- **What to produce**
Copy the full set of lines exactly as given.
•••••
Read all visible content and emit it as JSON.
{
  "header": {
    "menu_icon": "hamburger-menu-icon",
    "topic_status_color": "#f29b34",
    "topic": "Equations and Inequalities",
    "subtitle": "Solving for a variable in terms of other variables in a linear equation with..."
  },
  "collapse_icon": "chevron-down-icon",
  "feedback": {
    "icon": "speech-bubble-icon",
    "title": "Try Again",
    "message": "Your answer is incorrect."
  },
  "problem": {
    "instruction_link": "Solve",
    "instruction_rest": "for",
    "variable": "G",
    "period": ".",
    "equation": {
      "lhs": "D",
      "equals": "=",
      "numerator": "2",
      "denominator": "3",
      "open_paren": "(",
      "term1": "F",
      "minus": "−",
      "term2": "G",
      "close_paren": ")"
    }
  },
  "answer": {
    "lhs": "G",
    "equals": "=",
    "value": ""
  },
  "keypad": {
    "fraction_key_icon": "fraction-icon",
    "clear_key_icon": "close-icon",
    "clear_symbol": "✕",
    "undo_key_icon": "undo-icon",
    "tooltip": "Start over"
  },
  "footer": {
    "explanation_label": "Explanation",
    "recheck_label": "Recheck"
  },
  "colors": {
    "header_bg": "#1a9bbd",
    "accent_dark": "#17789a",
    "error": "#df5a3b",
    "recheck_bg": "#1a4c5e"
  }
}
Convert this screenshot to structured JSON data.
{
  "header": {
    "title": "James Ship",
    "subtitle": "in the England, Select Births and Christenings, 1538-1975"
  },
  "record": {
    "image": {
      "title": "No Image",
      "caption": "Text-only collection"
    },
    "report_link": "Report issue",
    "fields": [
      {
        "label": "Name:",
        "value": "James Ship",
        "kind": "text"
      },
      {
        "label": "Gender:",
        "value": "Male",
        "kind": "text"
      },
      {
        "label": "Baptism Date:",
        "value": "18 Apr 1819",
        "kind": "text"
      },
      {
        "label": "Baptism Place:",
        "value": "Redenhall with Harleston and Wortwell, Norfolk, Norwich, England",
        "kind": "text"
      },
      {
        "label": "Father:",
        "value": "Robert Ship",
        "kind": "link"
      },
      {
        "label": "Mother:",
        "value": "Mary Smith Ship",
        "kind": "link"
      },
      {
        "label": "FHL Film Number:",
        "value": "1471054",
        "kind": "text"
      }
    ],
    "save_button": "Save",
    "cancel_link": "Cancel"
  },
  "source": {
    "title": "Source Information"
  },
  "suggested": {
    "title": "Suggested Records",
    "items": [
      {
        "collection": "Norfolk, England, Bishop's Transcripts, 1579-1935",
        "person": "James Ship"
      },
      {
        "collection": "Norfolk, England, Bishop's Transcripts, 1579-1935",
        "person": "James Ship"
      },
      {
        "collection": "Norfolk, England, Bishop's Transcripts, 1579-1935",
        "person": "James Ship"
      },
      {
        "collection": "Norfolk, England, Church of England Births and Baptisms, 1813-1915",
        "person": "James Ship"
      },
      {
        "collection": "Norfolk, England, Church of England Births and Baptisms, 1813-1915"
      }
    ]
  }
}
•••••
- **Completed task**
Read all visible content and emit it as JSON.
{
  "header": {
    "menu_icon": "hamburger-menu-icon",
    "topic_status_color": "#f29b34",
    "topic": "Equations and Inequalities",
    "subtitle": "Solving for a variable in terms of other variables in a linear equation with..."
  },
  "collapse_icon": "chevron-down-icon",
  "feedback": {
    "icon": "speech-bubble-icon",
    "title": "Try Again",
    "message": "Your answer is incorrect."
  },
  "problem": {
    "instruction_link": "Solve",
    "instruction_rest": "for",
    "variable": "G",
    "period": ".",
    "equation": {
      "lhs": "D",
      "equals": "=",
      "numerator": "2",
      "denominator": "3",
      "open_paren": "(",
      "term1": "F",
      "minus": "−",
      "term2": "G",
      "close_paren": ")"
    }
  },
  "answer": {
    "lhs": "G",
    "equals": "=",
    "value": ""
  },
  "keypad": {
    "fraction_key_icon": "fraction-icon",
    "clear_key_icon": "close-icon",
    "clear_symbol": "✕",
    "undo_key_icon": "undo-icon",
    "tooltip": "Start over"
  },
  "footer": {
    "explanation_label": "Explanation",
    "recheck_label": "Recheck"
  },
  "colors": {
    "header_bg": "#1a9bbd",
    "accent_dark": "#17789a",
    "error": "#df5a3b",
    "recheck_bg": "#1a4c5e"
  }
}
Convert this screenshot to structured JSON data.
{
  "header": {
    "title": "James Ship",
    "subtitle": "in the England, Select Births and Christenings, 1538-1975"
  },
  "record": {
    "image": {
      "title": "No Image",
      "caption": "Text-only collection"
    },
    "report_link": "Report issue",
    "fields": [
      {
        "label": "Name:",
        "value": "James Ship",
        "kind": "text"
      },
      {
        "label": "Gender:",
        "value": "Male",
        "kind": "text"
      },
      {
        "label": "Baptism Date:",
        "value": "18 Apr 1819",
        "kind": "text"
      },
      {
        "label": "Baptism Place:",
        "value": "Redenhall with Harleston and Wortwell, Norfolk, Norwich, England",
        "kind": "text"
      },
      {
        "label": "Father:",
        "value": "Robert Ship",
        "kind": "link"
      },
      {
        "label": "Mother:",
        "value": "Mary Smith Ship",
        "kind": "link"
      },
      {
        "label": "FHL Film Number:",
        "value": "1471054",
        "kind": "text"
      }
    ],
    "save_button": "Save",
    "cancel_link": "Cancel"
  },
  "source": {
    "title": "Source Information"
  },
  "suggested": {
    "title": "Suggested Records",
    "items": [
      {
        "collection": "Norfolk, England, Bishop's Transcripts, 1579-1935",
        "person": "James Ship"
      },
      {
        "collection": "Norfolk, England, Bishop's Transcripts, 1579-1935",
        "person": "James Ship"
      },
      {
        "collection": "Norfolk, England, Bishop's Transcripts, 1579-1935",
        "person": "James Ship"
      },
      {
        "collection": "Norfolk, England, Church of England Births and Baptisms, 1813-1915",
        "person": "James Ship"
      },
      {
        "collection": "Norfolk, England, Church of England Births and Baptisms, 1813-1915"
      }
    ]
  }
}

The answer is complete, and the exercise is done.